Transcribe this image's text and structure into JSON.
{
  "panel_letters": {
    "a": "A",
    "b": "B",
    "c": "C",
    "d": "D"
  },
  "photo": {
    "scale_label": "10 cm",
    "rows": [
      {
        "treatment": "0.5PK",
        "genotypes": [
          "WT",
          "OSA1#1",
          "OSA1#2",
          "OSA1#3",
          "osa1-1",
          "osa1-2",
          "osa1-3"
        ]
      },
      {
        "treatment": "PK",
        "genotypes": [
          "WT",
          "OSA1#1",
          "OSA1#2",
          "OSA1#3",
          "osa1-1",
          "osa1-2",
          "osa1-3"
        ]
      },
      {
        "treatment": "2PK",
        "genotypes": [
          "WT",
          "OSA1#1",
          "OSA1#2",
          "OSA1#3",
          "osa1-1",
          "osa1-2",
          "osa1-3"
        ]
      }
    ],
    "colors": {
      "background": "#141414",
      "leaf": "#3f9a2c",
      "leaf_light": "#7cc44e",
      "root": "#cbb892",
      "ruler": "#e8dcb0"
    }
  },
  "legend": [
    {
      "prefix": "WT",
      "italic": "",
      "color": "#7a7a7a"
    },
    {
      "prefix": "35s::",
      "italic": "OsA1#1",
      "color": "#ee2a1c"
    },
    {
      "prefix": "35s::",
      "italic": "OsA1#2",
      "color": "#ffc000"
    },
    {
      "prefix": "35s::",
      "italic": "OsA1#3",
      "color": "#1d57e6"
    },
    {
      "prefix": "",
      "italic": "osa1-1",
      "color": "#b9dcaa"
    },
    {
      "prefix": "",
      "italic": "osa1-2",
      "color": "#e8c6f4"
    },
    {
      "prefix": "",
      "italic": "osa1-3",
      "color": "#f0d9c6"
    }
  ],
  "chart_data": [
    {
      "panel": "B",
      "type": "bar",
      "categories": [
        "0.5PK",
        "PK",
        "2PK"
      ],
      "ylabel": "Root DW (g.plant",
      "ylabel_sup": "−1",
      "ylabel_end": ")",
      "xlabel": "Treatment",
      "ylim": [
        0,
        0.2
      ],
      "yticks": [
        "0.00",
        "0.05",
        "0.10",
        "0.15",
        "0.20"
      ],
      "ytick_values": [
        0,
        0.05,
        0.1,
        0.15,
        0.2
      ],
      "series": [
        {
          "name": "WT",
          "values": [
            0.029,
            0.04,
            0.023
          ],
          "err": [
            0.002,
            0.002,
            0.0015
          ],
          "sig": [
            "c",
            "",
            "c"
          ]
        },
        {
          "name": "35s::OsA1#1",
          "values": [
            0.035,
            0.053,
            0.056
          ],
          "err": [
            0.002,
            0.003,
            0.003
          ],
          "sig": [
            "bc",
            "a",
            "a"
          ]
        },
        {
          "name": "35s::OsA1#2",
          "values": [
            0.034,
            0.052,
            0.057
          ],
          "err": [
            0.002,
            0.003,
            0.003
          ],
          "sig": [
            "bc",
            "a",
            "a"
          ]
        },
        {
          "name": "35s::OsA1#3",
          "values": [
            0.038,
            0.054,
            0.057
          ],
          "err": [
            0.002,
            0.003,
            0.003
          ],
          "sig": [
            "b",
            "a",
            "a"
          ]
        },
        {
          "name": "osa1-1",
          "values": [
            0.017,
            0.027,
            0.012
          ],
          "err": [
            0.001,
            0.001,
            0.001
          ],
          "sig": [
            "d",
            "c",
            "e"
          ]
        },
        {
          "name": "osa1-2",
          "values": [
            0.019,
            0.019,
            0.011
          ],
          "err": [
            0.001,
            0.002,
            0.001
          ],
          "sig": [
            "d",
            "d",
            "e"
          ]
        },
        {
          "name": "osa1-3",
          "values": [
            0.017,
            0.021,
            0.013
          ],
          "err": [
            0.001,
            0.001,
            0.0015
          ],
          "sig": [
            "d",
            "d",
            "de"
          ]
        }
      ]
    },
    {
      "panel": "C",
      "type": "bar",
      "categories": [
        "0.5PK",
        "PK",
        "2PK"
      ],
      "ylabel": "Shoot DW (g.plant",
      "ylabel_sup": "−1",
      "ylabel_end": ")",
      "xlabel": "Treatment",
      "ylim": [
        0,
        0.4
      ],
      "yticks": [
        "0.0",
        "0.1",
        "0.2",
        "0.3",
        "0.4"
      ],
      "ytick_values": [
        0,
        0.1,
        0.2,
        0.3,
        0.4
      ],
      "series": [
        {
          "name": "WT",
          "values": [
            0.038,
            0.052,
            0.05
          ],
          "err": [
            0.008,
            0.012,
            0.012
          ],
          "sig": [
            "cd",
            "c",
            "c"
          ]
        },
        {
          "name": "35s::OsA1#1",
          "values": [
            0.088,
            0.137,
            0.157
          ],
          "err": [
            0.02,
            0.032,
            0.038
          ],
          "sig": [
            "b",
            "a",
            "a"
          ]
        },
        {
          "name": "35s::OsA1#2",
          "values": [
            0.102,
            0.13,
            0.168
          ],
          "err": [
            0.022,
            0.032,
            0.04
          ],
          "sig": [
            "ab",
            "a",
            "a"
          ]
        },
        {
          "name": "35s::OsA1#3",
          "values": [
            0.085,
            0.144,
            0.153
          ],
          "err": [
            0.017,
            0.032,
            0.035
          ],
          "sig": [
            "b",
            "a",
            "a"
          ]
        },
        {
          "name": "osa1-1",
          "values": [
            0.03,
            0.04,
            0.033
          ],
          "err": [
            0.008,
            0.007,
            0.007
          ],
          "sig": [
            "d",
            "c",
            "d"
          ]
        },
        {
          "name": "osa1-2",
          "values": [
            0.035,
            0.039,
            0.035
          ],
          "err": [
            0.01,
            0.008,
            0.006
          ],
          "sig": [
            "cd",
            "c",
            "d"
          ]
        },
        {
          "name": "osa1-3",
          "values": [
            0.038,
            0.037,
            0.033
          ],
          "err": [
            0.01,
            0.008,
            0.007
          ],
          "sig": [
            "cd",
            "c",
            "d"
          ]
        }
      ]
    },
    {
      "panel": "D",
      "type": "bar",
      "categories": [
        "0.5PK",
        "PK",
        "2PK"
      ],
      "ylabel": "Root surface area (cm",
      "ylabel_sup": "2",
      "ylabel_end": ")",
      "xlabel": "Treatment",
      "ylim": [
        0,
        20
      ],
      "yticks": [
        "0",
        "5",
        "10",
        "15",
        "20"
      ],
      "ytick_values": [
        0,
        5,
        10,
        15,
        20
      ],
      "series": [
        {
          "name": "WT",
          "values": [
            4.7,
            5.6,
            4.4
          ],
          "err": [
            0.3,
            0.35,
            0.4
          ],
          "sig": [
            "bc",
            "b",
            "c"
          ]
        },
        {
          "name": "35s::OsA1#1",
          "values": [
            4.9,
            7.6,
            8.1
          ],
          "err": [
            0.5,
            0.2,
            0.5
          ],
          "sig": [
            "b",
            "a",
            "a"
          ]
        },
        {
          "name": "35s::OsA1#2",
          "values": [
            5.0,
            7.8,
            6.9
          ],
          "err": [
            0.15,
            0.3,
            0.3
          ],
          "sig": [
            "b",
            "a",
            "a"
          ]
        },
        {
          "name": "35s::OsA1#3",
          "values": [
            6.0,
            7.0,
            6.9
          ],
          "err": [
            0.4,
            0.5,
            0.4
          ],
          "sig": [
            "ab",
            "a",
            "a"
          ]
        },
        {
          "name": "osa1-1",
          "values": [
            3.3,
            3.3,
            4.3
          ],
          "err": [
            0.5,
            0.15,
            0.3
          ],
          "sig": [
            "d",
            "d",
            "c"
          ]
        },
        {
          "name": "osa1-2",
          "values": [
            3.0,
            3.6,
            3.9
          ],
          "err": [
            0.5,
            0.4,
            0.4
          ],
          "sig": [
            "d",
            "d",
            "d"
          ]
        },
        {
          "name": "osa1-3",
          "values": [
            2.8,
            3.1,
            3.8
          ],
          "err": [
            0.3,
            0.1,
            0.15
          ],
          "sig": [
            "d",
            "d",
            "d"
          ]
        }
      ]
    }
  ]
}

########

Select every line of the records holding the string "plant".

The reply
      "ylabel": "Root DW (g.plant",
      "ylabel": "Shoot DW (g.plant",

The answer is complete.